----- Source records

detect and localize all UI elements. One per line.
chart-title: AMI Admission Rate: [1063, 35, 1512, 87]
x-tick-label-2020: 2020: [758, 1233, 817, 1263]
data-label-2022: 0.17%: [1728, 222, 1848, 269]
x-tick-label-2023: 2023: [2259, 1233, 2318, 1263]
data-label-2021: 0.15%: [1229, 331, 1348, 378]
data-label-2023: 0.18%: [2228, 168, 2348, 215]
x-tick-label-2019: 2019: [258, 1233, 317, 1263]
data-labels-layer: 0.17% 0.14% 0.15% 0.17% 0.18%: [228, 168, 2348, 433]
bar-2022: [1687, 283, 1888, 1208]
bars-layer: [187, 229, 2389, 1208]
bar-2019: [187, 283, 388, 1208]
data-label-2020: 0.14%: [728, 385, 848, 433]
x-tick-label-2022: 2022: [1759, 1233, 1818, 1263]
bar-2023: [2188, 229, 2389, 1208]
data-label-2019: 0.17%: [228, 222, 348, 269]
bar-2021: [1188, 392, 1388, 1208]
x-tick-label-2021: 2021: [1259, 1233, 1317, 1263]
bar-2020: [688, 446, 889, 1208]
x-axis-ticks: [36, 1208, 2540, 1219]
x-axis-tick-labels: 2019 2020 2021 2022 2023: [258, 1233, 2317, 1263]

----------

:: Requirement ::
Copy every line of the material above without changing a single character.

:: Task answer ::
detect and localize all UI elements. One per line.
chart-title: AMI Admission Rate: [1063, 35, 1512, 87]
x-tick-label-2020: 2020: [758, 1233, 817, 1263]
data-label-2022: 0.17%: [1728, 222, 1848, 269]
x-tick-label-2023: 2023: [2259, 1233, 2318, 1263]
data-label-2021: 0.15%: [1229, 331, 1348, 378]
data-label-2023: 0.18%: [2228, 168, 2348, 215]
x-tick-label-2019: 2019: [258, 1233, 317, 1263]
data-labels-layer: 0.17% 0.14% 0.15% 0.17% 0.18%: [228, 168, 2348, 433]
bar-2022: [1687, 283, 1888, 1208]
bars-layer: [187, 229, 2389, 1208]
bar-2019: [187, 283, 388, 1208]
data-label-2020: 0.14%: [728, 385, 848, 433]
x-tick-label-2022: 2022: [1759, 1233, 1818, 1263]
bar-2023: [2188, 229, 2389, 1208]
data-label-2019: 0.17%: [228, 222, 348, 269]
bar-2021: [1188, 392, 1388, 1208]
x-tick-label-2021: 2021: [1259, 1233, 1317, 1263]
bar-2020: [688, 446, 889, 1208]
x-axis-ticks: [36, 1208, 2540, 1219]
x-axis-tick-labels: 2019 2020 2021 2022 2023: [258, 1233, 2317, 1263]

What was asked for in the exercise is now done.